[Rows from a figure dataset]
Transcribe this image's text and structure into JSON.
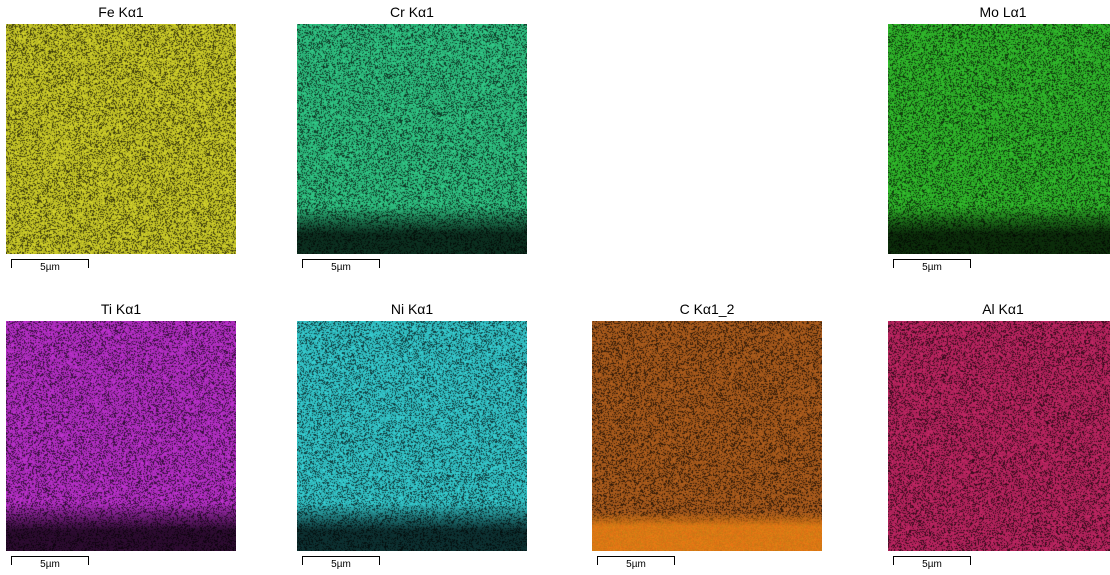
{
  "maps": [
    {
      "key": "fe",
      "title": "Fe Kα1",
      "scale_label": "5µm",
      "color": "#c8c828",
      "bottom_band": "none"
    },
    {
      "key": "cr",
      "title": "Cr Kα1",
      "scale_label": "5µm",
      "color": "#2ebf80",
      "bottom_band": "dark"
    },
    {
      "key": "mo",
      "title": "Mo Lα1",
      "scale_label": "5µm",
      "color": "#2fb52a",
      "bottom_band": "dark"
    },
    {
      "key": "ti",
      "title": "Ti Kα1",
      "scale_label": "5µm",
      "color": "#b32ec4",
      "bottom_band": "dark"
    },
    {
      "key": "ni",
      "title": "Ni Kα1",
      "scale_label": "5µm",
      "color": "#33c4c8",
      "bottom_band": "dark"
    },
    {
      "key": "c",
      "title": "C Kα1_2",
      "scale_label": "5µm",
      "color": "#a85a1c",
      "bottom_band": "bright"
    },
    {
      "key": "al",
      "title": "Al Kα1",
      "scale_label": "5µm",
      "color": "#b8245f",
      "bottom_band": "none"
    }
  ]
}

EXERCISE DETAILS: Each line with the string "color" in it needs to be found and copied.

TASK RESPONSE:
      "color": "#c8c828",
      "color": "#2ebf80",
      "color": "#2fb52a",
      "color": "#b32ec4",
      "color": "#33c4c8",
      "color": "#a85a1c",
      "color": "#b8245f",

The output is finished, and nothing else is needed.